# Your favorite stick blender



## Catscankim (May 9, 2022)

I need a new sb. I have needed one for a while. Im done with it. I was all set to buy one on amazon, but i figured i would get suggestions first…


----------



## Jersey Girl (May 10, 2022)

I really like my Cuisinart Smart Stick. It’s going on 2 years old and no issues. I originally had a Hamilton Beach but the bell design on that one kept suctioning to the bottom. Don’t have that issue with the Cuisinart and no air bubbles either. These are the only 2 that I have experience with.


----------



## AliOop (May 10, 2022)

My primary SBs are the Cuisinart Smart Stick and the Austria Mueller brand from Amazon. I am very happy with both of them. I have a Hamilton Beach that is dedicated to lotions bc the bell is flatter so it works well for small lotion batches, but makes too many air bubbles for soap.


----------



## gardengeek (May 10, 2022)

I have a Cuisinart and a Kitchenaid. I prefer the Cuisinart. The Kitchenaid is hard to release the blender attachment. Plus, I think it creates bubbles. I had an Oster for a long time but the little knob that held the blender broke and I was unable to fix it. 

I found the Cuisinart at TJ Maxx for under $30 (prior to inflation) and the Kitchenaid came from Walmart for about the same price on sale.


----------



## Daisy (May 10, 2022)

Catscankim said:


> I need a new sb. I have needed one for a while. Im done with it. I was all set to buy one on amazon, but i figured i would get suggestions first…



While you are at it, look for one you can operate with one hand. 
I have 2 Cuisinart ones that require both hands to start. Not very efficient when you have to run and pour at the same time
I purchased a little one "Proctor Silex" for $ 5.00 in a thrift store and it's a gem. It's one hand operated
Downside, it's body is all plastic. The blade is stainless steel.
Please keep us posted!


----------



## Catscankim (May 10, 2022)

Thank you everybody. I went with the cuisinart smart stick.

My current one is a mueller. I get bubbles and suction to the bottom. Im tired of fighting with it lol


----------



## AliOop (May 11, 2022)

Catscankim said:


> Thank you everybody. I went with the cuisinart smart stick.
> 
> My current one is a mueller. I get bubbles and suction to the bottom. Im tired of fighting with it lol


Ugh, sorry that one doesn't work well for you. I don't have either of those issues with mine. I wonder if the suction problem varies depending on what type of mixing container you use? Or maybe because I always use the lowest setting?


----------



## Zing (May 11, 2022)

With @Vicki C 's tip, I got https://www.amazon.com/gp/product/B003NQE8B0/ref=ppx_yo_dt_b_search_asin_title?ie=UTF8&psc=1 several months ago and really like it.  I had a similar one, also Hamilton Beach that lasted several years.  Good luck.
Also, is this your problem? stick blender question


----------



## Vicki C (May 12, 2022)

Zing said:


> With @Vicki C 's tip, I got https://www.amazon.com/gp/product/B003NQE8B0/ref=ppx_yo_dt_b_search_asin_title?ie=UTF8&psc=1 several months ago and really like it.  I had a similar one, also Hamilton Beach that lasted several years.  Good luck.
> Also, is this your problem? stick blender question


So glad to hear it!  I like mine too.


----------



## lsg (May 12, 2022)

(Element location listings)

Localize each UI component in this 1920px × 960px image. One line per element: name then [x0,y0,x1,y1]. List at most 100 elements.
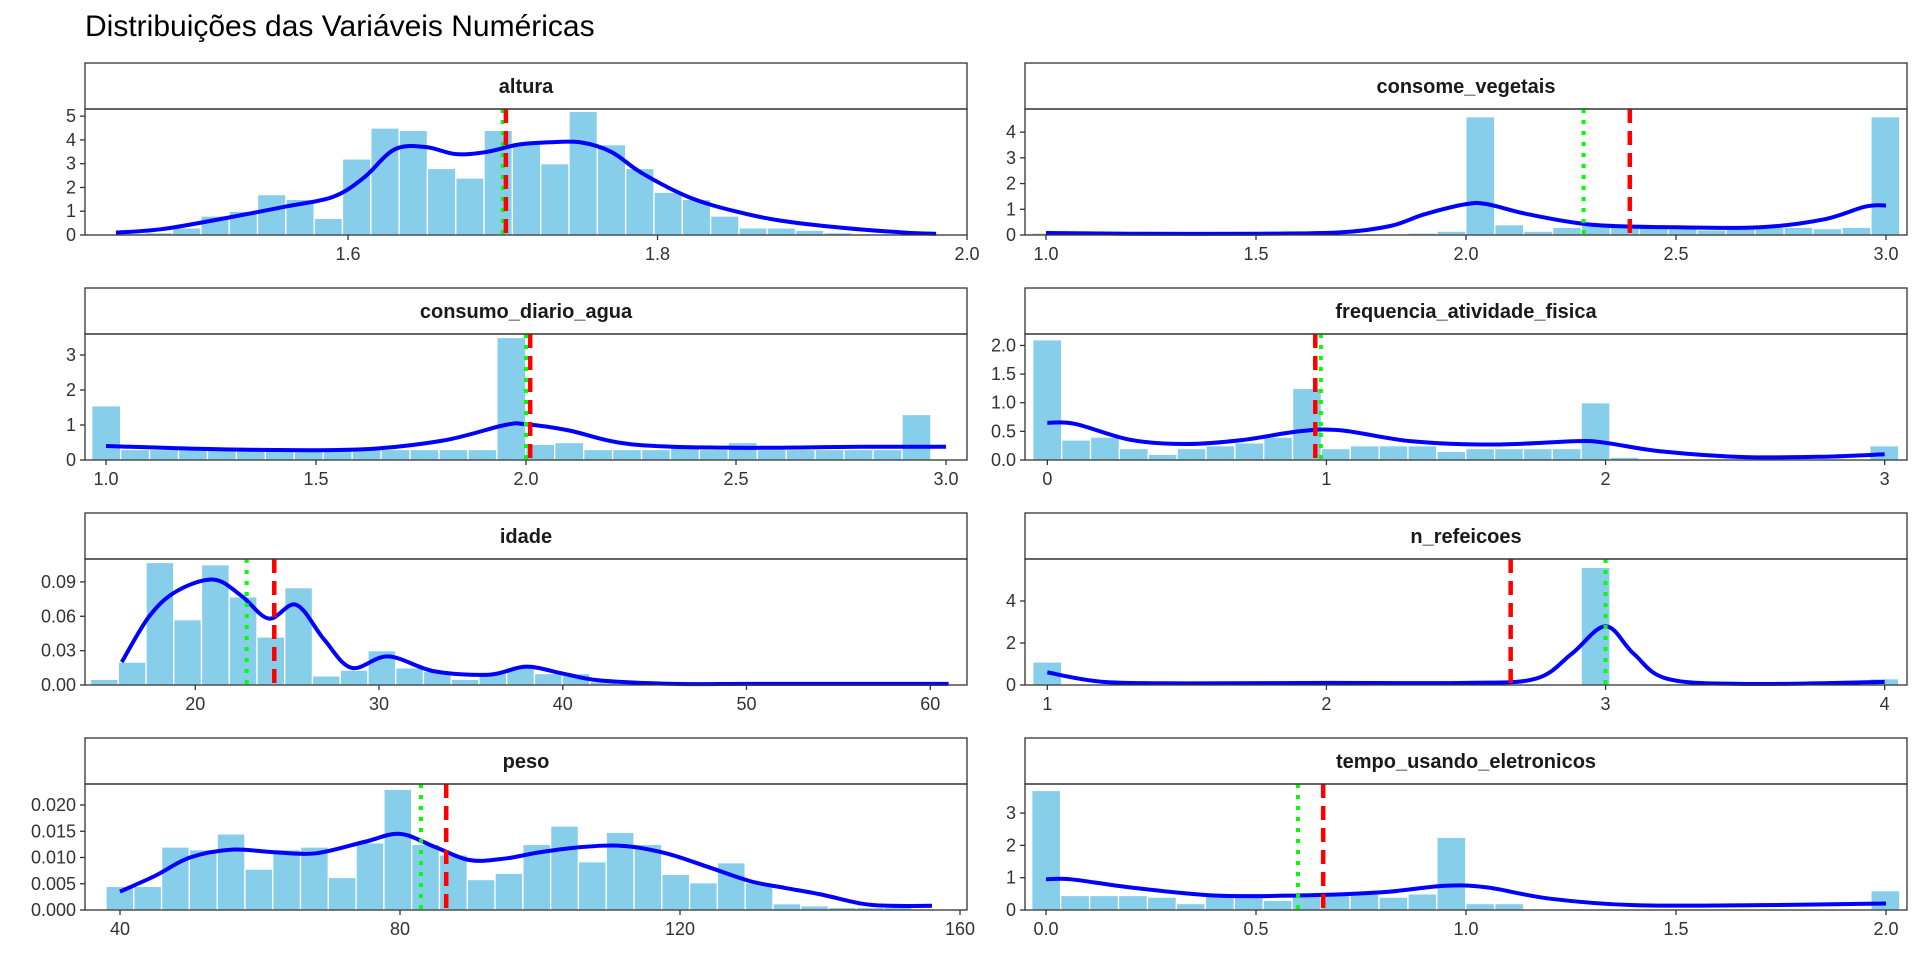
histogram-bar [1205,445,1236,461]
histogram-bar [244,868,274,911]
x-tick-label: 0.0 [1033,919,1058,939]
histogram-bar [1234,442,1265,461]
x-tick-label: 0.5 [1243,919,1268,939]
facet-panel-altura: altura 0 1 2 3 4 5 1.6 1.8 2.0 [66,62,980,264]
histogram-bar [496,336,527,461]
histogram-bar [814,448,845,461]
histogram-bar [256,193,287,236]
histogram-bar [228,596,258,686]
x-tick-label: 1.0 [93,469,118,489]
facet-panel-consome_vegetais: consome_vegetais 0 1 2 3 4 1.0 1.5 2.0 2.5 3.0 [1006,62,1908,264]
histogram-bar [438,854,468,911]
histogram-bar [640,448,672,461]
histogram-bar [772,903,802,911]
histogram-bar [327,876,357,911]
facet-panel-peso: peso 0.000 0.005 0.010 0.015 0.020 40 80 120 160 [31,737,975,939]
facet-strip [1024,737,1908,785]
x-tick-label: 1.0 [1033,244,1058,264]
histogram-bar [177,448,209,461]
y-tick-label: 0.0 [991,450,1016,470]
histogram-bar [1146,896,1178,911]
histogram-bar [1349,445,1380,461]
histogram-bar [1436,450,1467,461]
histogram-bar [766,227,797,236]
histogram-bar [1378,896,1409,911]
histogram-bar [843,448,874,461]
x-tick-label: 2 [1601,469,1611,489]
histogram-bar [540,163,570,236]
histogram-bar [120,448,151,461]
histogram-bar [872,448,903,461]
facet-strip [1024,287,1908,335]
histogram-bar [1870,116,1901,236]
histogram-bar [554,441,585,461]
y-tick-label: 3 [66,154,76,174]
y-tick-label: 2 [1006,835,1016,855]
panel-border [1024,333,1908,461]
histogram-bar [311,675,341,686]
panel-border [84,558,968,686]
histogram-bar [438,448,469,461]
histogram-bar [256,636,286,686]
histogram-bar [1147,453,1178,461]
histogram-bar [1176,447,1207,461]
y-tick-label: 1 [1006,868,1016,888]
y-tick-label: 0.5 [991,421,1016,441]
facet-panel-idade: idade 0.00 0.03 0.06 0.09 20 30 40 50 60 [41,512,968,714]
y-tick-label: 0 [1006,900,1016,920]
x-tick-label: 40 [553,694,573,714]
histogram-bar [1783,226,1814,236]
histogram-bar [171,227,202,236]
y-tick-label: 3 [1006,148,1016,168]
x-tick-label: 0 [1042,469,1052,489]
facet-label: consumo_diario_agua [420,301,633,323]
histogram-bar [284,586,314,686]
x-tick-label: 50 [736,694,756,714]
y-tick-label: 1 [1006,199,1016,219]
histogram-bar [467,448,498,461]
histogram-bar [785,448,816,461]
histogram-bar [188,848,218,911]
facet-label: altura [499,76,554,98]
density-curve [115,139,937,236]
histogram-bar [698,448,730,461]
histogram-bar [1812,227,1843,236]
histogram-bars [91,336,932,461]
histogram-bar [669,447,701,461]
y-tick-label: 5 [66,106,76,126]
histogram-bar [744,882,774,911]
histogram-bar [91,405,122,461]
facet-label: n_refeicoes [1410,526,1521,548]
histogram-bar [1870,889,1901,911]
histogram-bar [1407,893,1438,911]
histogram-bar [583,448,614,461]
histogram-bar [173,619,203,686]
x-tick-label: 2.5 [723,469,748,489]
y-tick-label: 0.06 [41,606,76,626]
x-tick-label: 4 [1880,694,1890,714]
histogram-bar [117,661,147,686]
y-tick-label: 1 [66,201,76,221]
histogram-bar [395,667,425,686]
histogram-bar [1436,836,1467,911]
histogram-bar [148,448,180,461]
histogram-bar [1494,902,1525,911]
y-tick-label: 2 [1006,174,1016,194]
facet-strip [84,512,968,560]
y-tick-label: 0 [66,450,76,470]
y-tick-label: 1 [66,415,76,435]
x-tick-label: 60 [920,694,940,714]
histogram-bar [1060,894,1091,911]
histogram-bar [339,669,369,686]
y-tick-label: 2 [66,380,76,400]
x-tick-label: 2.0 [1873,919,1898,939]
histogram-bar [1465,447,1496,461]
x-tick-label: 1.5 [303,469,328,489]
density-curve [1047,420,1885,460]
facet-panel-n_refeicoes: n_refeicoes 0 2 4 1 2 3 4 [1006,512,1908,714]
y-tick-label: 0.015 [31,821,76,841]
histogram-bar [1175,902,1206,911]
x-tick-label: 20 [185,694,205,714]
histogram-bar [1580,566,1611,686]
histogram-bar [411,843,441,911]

_REQUIRED ACTIONS_.
1. Can you extract, word for word, the part of the stick blender thread that opens with the words containing "## Catscankim (May 10, 2022)" and closes with "AliOop (May 11, 2022)"?
2. Could you continue the forum thread about stick blenders from the point where it stops?

_ANSWERS FOR THE EXERCISE_.
1.
## Catscankim (May 10, 2022)

Thank you everybody. I went with the cuisinart smart stick.

My current one is a mueller. I get bubbles and suction to the bottom. Im tired of fighting with it lol


----------



## AliOop (May 11, 2022)

2.
I used a cheap stick blender from Walmart for years with success..  I think it depends on the volume of soap you are making.


----------



## Catscankim (May 14, 2022)

Finally got to test my new cuisinart smart stick today.

First and foremost I am going to say that I am not thrilled by the two button press to start and stop stickblending. I know that you can let go of one and keep doing the other to keep it going, but then you need to unlock it again to start again. I am not that coordinated LOL. Unless I got a different version than the rest of you that recommended the smart stick. It did get a little easier as I went along.

Now I don't know if this is a good time to give a review on it as I unwittingly changed a few things about my recipe: Since it was an all-white recipe, I added the td to the oils, AND because I think my particular fragrance isn't that strong I added kaolin clay to the oils in a desperate attempt to stick the fo. AND it was a smaller batch and my container was too big, AND (I am cracking up as I am typing this), ...because I was adding all this stuff that I don't normally add to oils at the get-go, I figured...why not add the sodium citrate while I am at it.

So I ran the stick blender and it was all bubbly. Then after a while I wasn't sure if it was bubbles or kaolin clay rising to the top, so I let it sit for a little bit. Mind you it was just oils and all this other mash that I put in it. Which isn't taking any stars away from my review, because I never add all that stuff to my oils all at one time normally. But then again, I was also fighting with the two-button process on the sb...

Oddly enough, I added the lye and everybody calmed down in the pot. Still had to fight my lack of coordination with the buttons. Then because I was still testing the suction/bubble/stir method that I was used to with my old blender, I probably blended too much because as soon as I added my fo, it riced a bit. I managed to put two fingers on the buttonS and gently sb out the concoction into a nice smooth, creamy white pourable batter.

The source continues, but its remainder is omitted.